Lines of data
#####

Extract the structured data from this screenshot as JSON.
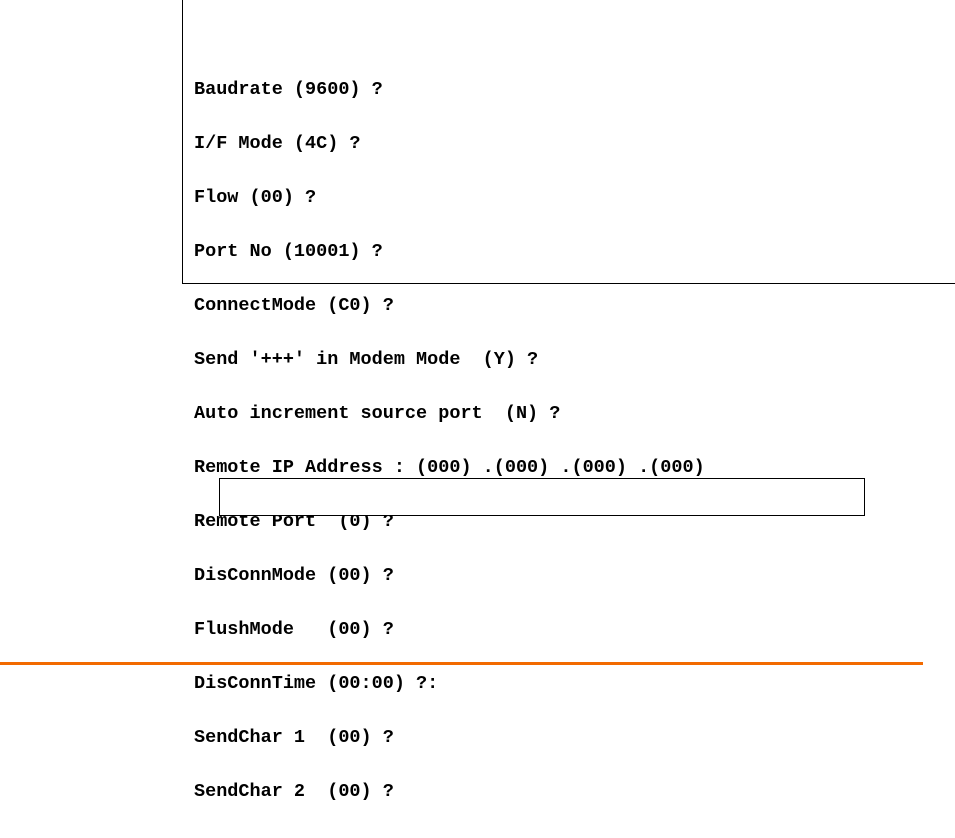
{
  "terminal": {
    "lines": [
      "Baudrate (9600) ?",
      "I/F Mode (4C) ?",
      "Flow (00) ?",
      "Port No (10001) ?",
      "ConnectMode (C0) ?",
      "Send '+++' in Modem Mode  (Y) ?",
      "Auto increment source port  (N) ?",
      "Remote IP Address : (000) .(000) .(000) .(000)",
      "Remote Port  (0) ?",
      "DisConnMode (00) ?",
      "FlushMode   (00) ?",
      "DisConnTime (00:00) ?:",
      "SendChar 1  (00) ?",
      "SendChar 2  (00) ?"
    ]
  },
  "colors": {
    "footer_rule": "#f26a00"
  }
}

#####

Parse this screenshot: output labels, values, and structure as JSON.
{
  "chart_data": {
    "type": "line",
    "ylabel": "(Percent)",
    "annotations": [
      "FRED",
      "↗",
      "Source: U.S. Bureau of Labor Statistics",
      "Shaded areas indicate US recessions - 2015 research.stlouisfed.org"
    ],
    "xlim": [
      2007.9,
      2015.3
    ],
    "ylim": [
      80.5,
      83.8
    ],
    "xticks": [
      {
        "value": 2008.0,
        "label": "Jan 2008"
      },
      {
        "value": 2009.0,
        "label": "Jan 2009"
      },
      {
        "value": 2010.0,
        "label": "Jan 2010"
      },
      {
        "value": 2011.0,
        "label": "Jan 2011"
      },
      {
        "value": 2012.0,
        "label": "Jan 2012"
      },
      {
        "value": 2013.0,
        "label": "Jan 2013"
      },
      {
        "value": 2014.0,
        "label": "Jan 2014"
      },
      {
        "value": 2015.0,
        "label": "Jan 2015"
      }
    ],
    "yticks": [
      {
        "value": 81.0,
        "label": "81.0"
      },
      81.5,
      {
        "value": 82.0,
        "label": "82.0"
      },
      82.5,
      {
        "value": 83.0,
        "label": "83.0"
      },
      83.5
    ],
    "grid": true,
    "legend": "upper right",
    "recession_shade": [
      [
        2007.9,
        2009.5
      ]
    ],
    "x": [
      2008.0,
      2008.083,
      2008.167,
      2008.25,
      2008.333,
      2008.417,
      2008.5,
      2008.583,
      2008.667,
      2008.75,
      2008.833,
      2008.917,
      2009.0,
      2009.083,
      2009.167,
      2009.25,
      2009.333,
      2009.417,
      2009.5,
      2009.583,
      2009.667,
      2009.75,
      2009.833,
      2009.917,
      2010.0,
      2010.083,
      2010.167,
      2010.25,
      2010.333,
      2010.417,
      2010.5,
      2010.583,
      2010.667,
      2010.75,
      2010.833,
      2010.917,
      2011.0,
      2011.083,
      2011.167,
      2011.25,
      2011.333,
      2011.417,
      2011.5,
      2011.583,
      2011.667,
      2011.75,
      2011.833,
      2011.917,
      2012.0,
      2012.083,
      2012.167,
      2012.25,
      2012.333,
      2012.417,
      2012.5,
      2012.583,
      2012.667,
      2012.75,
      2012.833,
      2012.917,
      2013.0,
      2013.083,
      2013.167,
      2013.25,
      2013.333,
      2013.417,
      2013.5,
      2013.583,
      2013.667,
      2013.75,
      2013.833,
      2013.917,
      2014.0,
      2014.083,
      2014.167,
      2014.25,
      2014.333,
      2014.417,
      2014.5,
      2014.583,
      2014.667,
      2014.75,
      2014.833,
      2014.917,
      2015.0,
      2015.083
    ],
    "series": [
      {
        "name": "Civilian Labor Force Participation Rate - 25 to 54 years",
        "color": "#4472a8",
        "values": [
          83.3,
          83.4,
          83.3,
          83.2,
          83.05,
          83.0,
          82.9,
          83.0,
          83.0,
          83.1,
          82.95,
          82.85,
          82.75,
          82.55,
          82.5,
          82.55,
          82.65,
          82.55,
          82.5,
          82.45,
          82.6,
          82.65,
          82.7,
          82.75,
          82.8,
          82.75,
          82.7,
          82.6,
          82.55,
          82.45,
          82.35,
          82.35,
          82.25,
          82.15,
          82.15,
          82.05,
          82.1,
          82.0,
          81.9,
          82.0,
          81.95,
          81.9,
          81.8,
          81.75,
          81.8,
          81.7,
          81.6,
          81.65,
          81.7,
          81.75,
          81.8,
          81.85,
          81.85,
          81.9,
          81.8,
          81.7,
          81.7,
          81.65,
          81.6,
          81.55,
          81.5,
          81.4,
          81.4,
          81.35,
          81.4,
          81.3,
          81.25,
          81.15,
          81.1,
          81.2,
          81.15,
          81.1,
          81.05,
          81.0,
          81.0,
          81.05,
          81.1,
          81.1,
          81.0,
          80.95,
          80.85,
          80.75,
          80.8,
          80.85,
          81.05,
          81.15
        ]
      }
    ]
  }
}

#####

DIRECTIVE: Look through the material above. Copy each line where the word "Remote" appears.

EXERCISE SOLUTION:
      "Remote IP Address : (000) .(000) .(000) .(000)",
      "Remote Port  (0) ?",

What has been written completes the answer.